→ **WHAT IS NEEDED**
Go through the material below, count the lines with the word "وعنه", and reply with the count alone.

→ **INFORMATION GIVEN**
════════════════════
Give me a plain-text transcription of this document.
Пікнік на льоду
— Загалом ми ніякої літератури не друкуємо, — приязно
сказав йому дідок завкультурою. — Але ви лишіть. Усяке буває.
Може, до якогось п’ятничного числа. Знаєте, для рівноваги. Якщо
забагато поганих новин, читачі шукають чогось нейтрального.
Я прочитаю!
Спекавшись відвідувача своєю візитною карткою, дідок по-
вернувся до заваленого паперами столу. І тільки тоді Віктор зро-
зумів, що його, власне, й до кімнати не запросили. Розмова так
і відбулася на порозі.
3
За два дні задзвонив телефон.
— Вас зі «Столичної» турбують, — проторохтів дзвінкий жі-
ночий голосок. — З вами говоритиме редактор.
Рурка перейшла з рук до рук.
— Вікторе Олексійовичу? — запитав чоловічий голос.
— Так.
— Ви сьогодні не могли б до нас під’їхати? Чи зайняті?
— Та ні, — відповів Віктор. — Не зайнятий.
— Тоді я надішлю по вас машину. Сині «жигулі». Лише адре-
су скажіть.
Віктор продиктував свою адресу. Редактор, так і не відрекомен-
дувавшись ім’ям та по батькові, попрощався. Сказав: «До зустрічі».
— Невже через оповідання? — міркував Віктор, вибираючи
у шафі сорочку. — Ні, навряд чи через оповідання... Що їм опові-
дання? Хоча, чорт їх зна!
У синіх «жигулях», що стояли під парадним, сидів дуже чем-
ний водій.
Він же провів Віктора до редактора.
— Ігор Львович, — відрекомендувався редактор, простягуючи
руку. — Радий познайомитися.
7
════════════════════
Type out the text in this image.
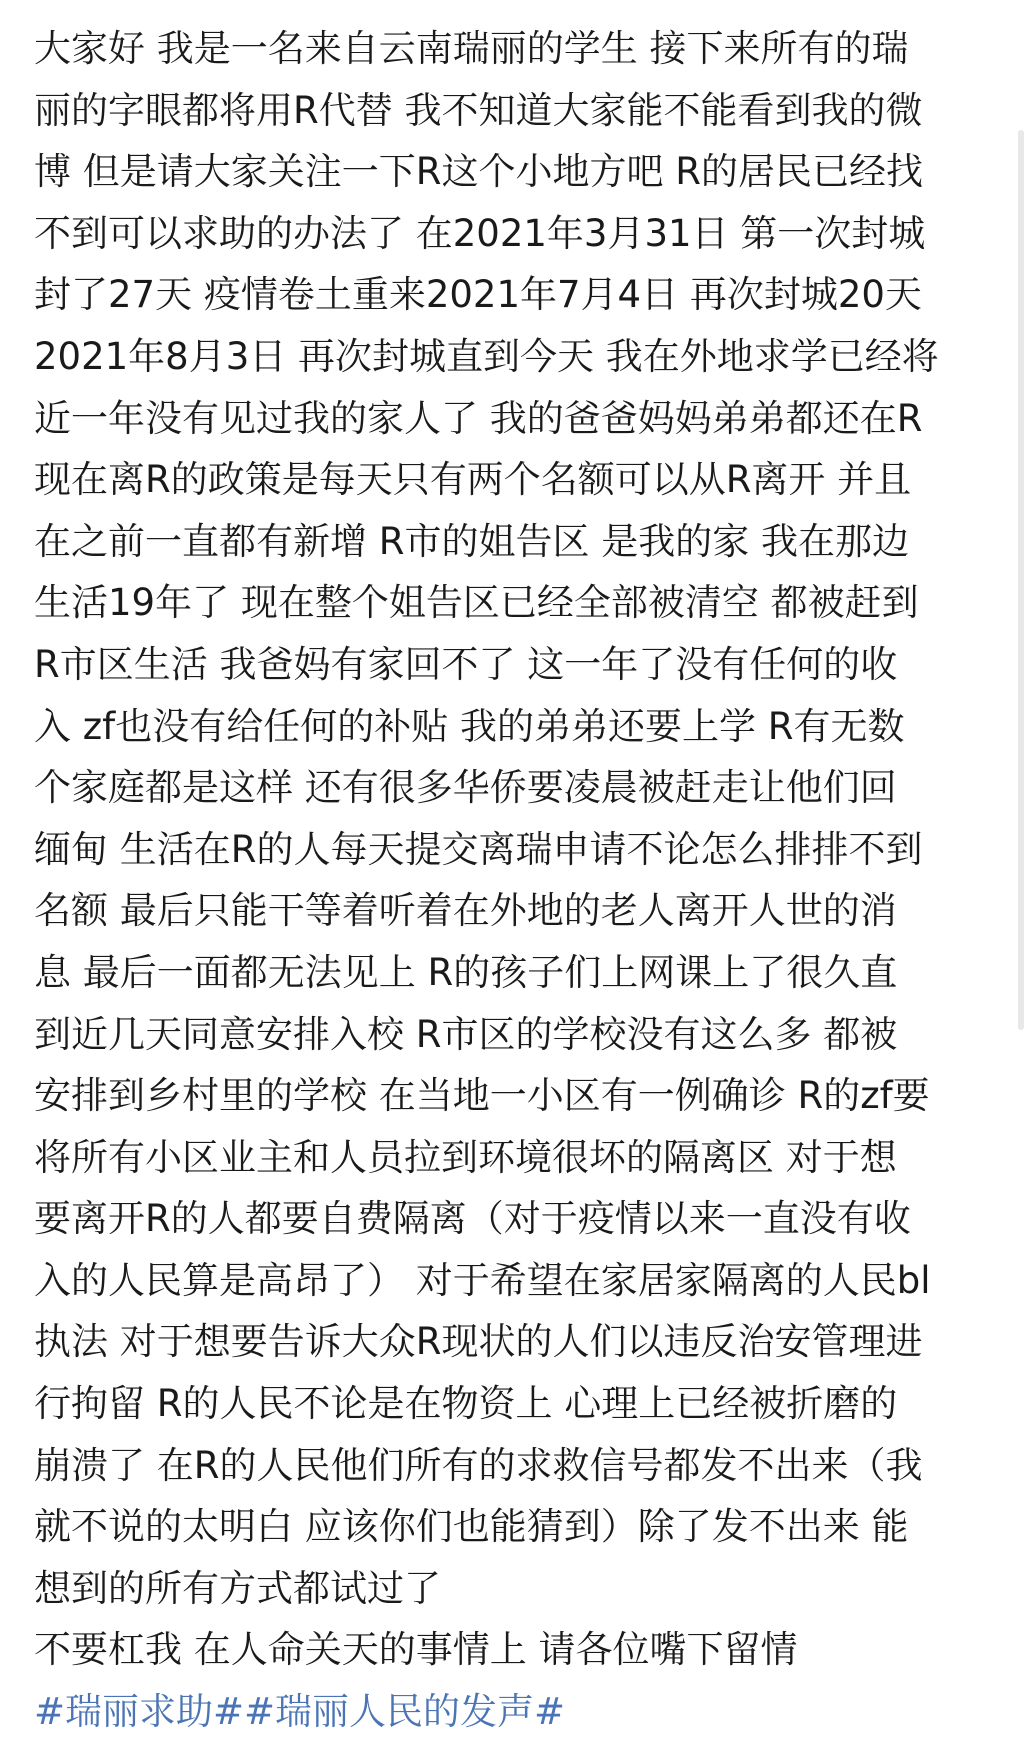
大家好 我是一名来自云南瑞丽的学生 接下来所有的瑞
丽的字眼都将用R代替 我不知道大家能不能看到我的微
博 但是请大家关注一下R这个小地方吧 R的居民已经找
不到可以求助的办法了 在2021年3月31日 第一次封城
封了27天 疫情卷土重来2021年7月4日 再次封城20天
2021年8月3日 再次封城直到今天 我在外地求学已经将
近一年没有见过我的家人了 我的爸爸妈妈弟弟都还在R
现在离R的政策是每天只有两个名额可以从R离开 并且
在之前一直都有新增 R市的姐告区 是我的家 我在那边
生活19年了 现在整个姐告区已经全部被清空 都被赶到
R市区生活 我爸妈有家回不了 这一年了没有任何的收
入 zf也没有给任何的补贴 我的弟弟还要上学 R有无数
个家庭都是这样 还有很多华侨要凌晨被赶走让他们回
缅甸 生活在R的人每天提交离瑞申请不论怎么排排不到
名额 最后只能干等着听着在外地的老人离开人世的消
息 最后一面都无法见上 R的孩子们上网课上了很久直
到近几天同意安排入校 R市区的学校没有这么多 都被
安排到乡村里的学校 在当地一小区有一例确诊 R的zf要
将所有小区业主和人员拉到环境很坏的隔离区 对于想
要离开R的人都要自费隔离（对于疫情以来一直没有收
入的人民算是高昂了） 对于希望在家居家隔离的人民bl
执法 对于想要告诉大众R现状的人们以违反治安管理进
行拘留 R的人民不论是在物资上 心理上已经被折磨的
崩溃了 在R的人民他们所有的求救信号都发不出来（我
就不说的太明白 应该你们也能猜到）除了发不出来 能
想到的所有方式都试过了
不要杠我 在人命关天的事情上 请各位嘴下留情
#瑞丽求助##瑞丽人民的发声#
════════════════════
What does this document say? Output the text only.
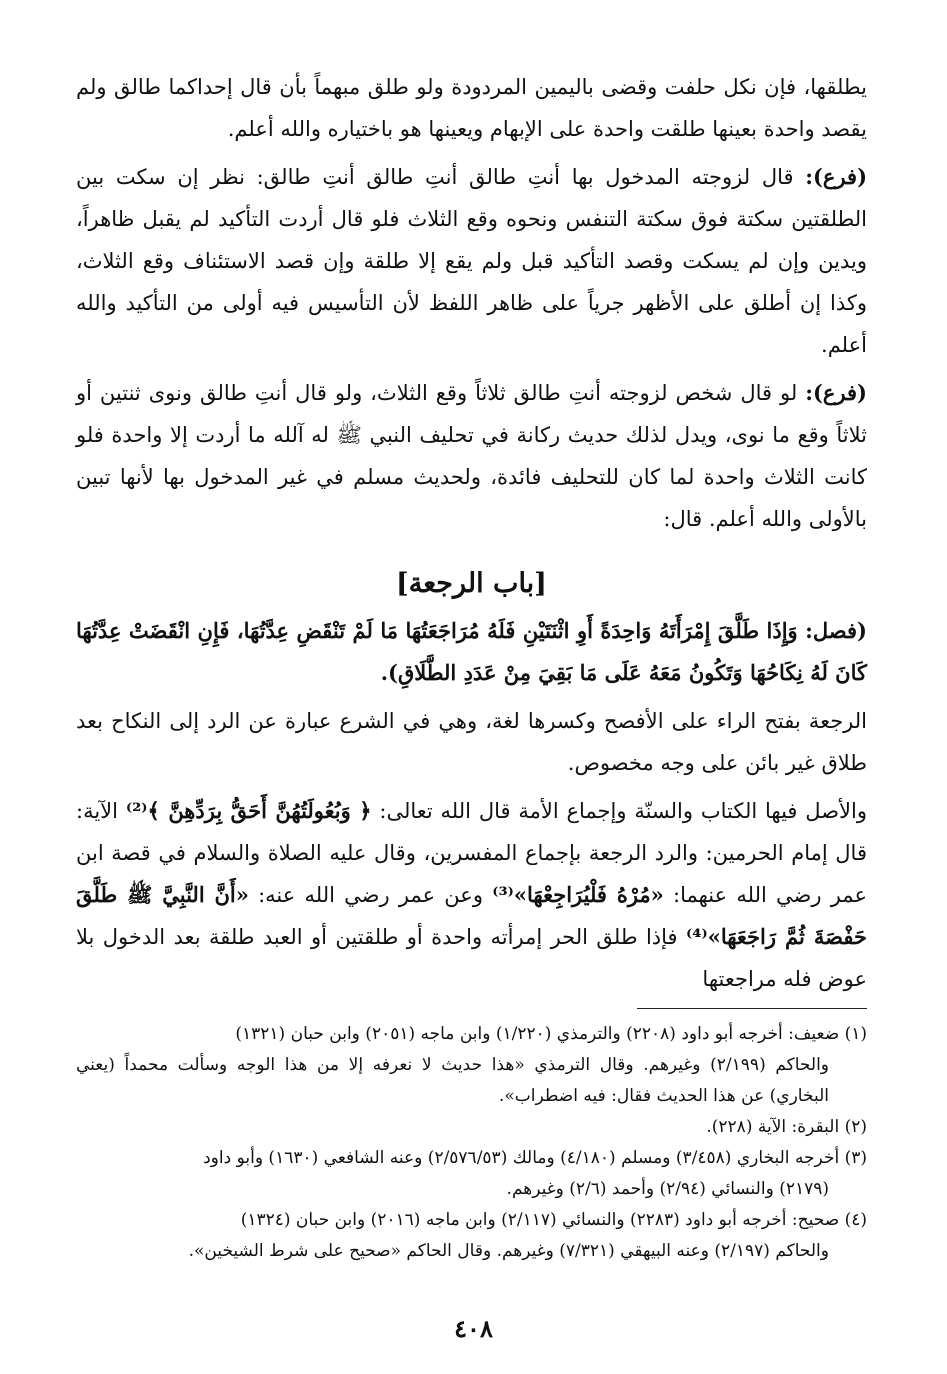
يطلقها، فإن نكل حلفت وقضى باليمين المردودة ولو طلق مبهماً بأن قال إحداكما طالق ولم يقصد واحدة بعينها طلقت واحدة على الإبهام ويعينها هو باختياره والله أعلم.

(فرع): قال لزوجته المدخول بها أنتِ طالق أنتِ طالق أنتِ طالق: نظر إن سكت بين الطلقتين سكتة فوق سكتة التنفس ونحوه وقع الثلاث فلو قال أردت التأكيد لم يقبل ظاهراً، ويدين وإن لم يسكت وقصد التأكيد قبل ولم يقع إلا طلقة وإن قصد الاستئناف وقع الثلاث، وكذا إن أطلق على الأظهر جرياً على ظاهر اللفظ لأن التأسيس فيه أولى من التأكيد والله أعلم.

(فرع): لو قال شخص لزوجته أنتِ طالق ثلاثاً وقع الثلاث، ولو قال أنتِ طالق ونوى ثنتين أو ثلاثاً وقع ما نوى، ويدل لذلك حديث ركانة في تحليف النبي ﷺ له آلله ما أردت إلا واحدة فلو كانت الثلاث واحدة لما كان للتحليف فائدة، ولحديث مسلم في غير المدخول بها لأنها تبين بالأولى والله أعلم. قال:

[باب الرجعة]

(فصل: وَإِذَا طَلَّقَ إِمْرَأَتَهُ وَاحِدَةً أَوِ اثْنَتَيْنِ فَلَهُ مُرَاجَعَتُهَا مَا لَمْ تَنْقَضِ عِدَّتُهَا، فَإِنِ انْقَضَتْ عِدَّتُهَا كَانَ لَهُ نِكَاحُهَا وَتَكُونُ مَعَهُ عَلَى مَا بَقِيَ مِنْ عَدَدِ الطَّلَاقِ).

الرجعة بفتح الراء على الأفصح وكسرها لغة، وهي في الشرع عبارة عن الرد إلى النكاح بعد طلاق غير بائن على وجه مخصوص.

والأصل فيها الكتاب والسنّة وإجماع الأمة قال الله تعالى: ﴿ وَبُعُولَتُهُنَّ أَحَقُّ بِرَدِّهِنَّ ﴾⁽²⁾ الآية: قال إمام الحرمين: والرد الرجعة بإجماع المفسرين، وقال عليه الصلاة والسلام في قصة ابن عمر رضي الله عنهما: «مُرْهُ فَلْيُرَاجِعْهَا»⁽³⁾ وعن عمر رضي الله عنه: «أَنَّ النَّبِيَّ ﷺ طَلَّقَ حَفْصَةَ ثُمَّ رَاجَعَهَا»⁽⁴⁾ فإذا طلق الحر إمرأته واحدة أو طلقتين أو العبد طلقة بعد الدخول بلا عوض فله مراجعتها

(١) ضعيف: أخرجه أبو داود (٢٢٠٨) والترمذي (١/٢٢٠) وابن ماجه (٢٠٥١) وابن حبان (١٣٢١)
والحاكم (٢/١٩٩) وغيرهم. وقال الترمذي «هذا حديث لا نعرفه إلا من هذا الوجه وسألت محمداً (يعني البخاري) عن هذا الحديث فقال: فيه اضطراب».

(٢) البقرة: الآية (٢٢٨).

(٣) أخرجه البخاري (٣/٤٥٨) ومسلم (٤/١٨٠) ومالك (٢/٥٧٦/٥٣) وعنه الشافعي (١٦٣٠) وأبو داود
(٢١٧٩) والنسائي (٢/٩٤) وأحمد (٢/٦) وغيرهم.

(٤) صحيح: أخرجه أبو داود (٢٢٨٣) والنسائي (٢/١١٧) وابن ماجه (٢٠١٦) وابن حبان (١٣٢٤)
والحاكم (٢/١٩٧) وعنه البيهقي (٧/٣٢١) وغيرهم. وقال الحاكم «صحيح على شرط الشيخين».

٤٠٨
════════════════════
→ **RIGHT ANSWER**
2